Aim of the task => Repeat the whole listing below, word for word.

-- Records start --

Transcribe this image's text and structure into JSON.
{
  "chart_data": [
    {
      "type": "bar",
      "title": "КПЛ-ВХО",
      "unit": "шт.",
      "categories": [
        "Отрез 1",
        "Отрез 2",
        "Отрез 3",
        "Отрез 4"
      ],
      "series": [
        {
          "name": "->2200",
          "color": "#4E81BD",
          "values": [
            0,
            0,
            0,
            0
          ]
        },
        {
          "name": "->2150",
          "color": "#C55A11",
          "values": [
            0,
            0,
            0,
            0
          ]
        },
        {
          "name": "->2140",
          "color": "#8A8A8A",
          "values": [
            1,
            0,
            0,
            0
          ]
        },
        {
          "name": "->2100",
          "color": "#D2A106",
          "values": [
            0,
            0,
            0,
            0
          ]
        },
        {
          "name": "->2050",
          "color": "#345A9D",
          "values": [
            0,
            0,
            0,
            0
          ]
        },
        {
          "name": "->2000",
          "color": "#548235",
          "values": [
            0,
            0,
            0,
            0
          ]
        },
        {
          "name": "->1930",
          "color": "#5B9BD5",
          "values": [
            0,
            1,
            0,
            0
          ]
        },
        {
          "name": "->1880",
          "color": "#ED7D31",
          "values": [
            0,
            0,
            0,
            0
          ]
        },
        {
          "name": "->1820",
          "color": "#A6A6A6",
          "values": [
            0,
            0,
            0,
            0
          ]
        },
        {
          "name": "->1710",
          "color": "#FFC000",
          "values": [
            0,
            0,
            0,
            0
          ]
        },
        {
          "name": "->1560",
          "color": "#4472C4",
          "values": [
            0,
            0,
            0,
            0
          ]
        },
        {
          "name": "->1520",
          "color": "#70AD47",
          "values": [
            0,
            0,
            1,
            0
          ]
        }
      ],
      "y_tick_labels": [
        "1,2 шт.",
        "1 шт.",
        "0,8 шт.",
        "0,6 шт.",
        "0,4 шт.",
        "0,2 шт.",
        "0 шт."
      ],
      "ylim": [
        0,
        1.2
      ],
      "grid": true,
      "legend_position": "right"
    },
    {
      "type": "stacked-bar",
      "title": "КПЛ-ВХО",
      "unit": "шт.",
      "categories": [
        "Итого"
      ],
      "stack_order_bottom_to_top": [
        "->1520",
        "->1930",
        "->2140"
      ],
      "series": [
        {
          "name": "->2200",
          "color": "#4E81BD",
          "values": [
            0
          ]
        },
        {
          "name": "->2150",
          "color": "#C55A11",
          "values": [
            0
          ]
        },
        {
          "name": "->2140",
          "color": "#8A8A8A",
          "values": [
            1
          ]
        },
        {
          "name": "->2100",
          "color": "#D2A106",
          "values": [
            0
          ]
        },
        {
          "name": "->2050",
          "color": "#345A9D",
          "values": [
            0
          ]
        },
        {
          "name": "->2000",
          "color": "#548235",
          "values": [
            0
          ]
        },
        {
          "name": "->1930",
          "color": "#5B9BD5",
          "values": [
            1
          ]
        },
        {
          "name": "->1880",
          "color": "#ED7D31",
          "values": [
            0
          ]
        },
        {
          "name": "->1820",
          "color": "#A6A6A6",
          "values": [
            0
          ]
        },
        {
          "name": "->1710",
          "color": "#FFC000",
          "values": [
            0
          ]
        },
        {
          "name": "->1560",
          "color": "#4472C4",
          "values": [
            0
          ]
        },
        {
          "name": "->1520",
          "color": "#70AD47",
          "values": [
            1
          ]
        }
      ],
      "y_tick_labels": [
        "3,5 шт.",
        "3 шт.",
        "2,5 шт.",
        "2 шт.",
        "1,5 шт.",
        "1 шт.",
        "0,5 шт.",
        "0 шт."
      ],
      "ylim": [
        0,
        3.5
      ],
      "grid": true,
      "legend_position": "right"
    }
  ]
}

-- Records end --

Complete output =>
Transcribe this image's text and structure into JSON.
{
  "chart_data": [
    {
      "type": "bar",
      "title": "КПЛ-ВХО",
      "unit": "шт.",
      "categories": [
        "Отрез 1",
        "Отрез 2",
        "Отрез 3",
        "Отрез 4"
      ],
      "series": [
        {
          "name": "->2200",
          "color": "#4E81BD",
          "values": [
            0,
            0,
            0,
            0
          ]
        },
        {
          "name": "->2150",
          "color": "#C55A11",
          "values": [
            0,
            0,
            0,
            0
          ]
        },
        {
          "name": "->2140",
          "color": "#8A8A8A",
          "values": [
            1,
            0,
            0,
            0
          ]
        },
        {
          "name": "->2100",
          "color": "#D2A106",
          "values": [
            0,
            0,
            0,
            0
          ]
        },
        {
          "name": "->2050",
          "color": "#345A9D",
          "values": [
            0,
            0,
            0,
            0
          ]
        },
        {
          "name": "->2000",
          "color": "#548235",
          "values": [
            0,
            0,
            0,
            0
          ]
        },
        {
          "name": "->1930",
          "color": "#5B9BD5",
          "values": [
            0,
            1,
            0,
            0
          ]
        },
        {
          "name": "->1880",
          "color": "#ED7D31",
          "values": [
            0,
            0,
            0,
            0
          ]
        },
        {
          "name": "->1820",
          "color": "#A6A6A6",
          "values": [
            0,
            0,
            0,
            0
          ]
        },
        {
          "name": "->1710",
          "color": "#FFC000",
          "values": [
            0,
            0,
            0,
            0
          ]
        },
        {
          "name": "->1560",
          "color": "#4472C4",
          "values": [
            0,
            0,
            0,
            0
          ]
        },
        {
          "name": "->1520",
          "color": "#70AD47",
          "values": [
            0,
            0,
            1,
            0
          ]
        }
      ],
      "y_tick_labels": [
        "1,2 шт.",
        "1 шт.",
        "0,8 шт.",
        "0,6 шт.",
        "0,4 шт.",
        "0,2 шт.",
        "0 шт."
      ],
      "ylim": [
        0,
        1.2
      ],
      "grid": true,
      "legend_position": "right"
    },
    {
      "type": "stacked-bar",
      "title": "КПЛ-ВХО",
      "unit": "шт.",
      "categories": [
        "Итого"
      ],
      "stack_order_bottom_to_top": [
        "->1520",
        "->1930",
        "->2140"
      ],
      "series": [
        {
          "name": "->2200",
          "color": "#4E81BD",
          "values": [
            0
          ]
        },
        {
          "name": "->2150",
          "color": "#C55A11",
          "values": [
            0
          ]
        },
        {
          "name": "->2140",
          "color": "#8A8A8A",
          "values": [
            1
          ]
        },
        {
          "name": "->2100",
          "color": "#D2A106",
          "values": [
            0
          ]
        },
        {
          "name": "->2050",
          "color": "#345A9D",
          "values": [
            0
          ]
        },
        {
          "name": "->2000",
          "color": "#548235",
          "values": [
            0
          ]
        },
        {
          "name": "->1930",
          "color": "#5B9BD5",
          "values": [
            1
          ]
        },
        {
          "name": "->1880",
          "color": "#ED7D31",
          "values": [
            0
          ]
        },
        {
          "name": "->1820",
          "color": "#A6A6A6",
          "values": [
            0
          ]
        },
        {
          "name": "->1710",
          "color": "#FFC000",
          "values": [
            0
          ]
        },
        {
          "name": "->1560",
          "color": "#4472C4",
          "values": [
            0
          ]
        },
        {
          "name": "->1520",
          "color": "#70AD47",
          "values": [
            1
          ]
        }
      ],
      "y_tick_labels": [
        "3,5 шт.",
        "3 шт.",
        "2,5 шт.",
        "2 шт.",
        "1,5 шт.",
        "1 шт.",
        "0,5 шт.",
        "0 шт."
      ],
      "ylim": [
        0,
        3.5
      ],
      "grid": true,
      "legend_position": "right"
    }
  ]
}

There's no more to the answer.